### Work to do
Restate the full listing word for word and leave the pictures out.

### Data excerpts
- - - - - - -

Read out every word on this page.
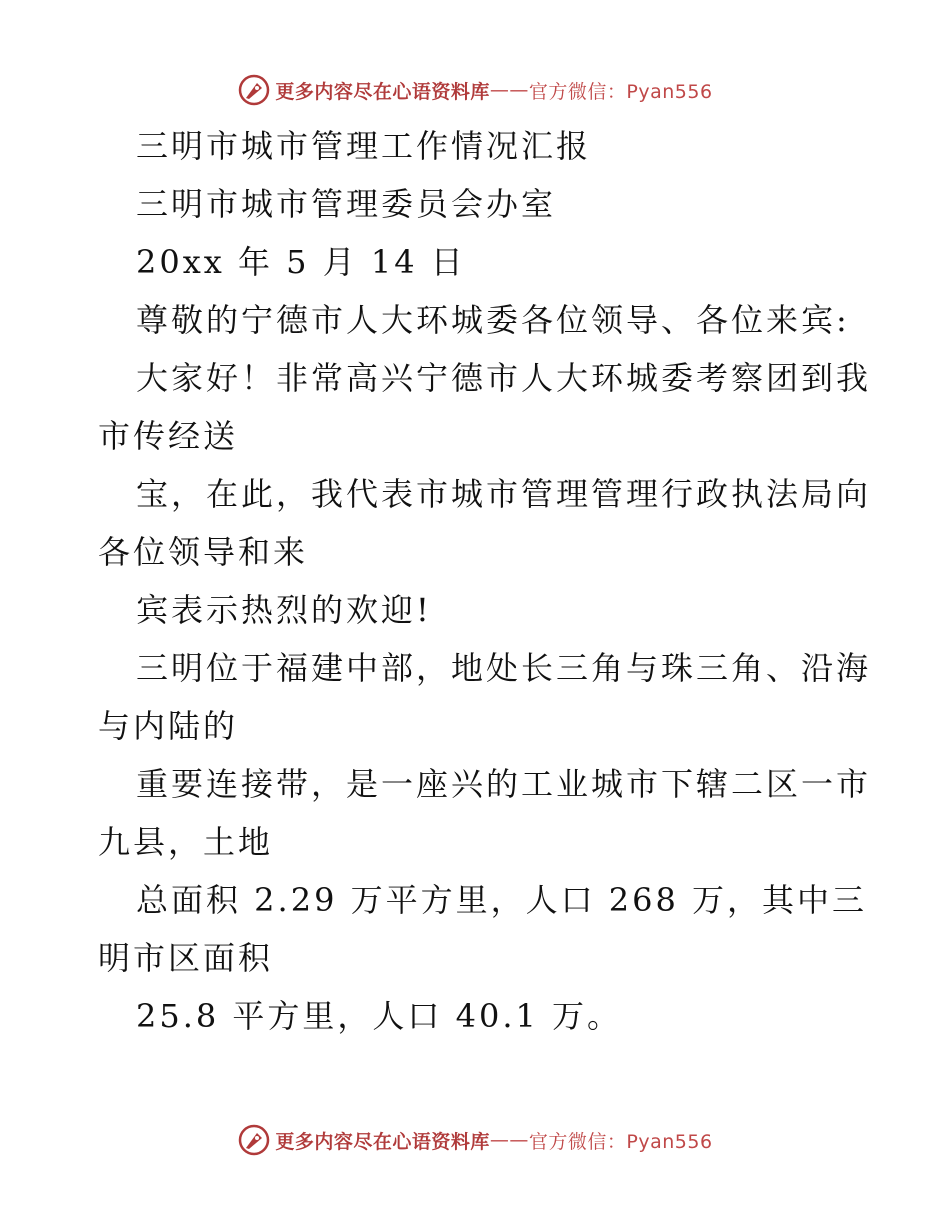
更多内容尽在心语资料库 —— 官方微信：Pyan556
三明市城市管理工作情况汇报
三明市城市管理委员会办室
20xx 年 5 月 14 日
尊敬的宁德市人大环城委各位领导、各位来宾:
大家好！非常高兴宁德市人大环城委考察团到我
市传经送
宝，在此，我代表市城市管理管理行政执法局向
各位领导和来
宾表示热烈的欢迎!
三明位于福建中部，地处长三角与珠三角、沿海
与内陆的
重要连接带，是一座兴的工业城市下辖二区一市
九县，土地
总面积 2.29 万平方里，人口 268 万，其中三
明市区面积
25.8 平方里，人口 40.1 万。
更多内容尽在心语资料库 —— 官方微信：Pyan556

- - - - - - -

### Worked answer
Read out every word on this page.
更多内容尽在心语资料库 —— 官方微信：Pyan556
三明市城市管理工作情况汇报
三明市城市管理委员会办室
20xx 年 5 月 14 日
尊敬的宁德市人大环城委各位领导、各位来宾:
大家好！非常高兴宁德市人大环城委考察团到我
市传经送
宝，在此，我代表市城市管理管理行政执法局向
各位领导和来
宾表示热烈的欢迎!
三明位于福建中部，地处长三角与珠三角、沿海
与内陆的
重要连接带，是一座兴的工业城市下辖二区一市
九县，土地
总面积 2.29 万平方里，人口 268 万，其中三
明市区面积
25.8 平方里，人口 40.1 万。
更多内容尽在心语资料库 —— 官方微信：Pyan556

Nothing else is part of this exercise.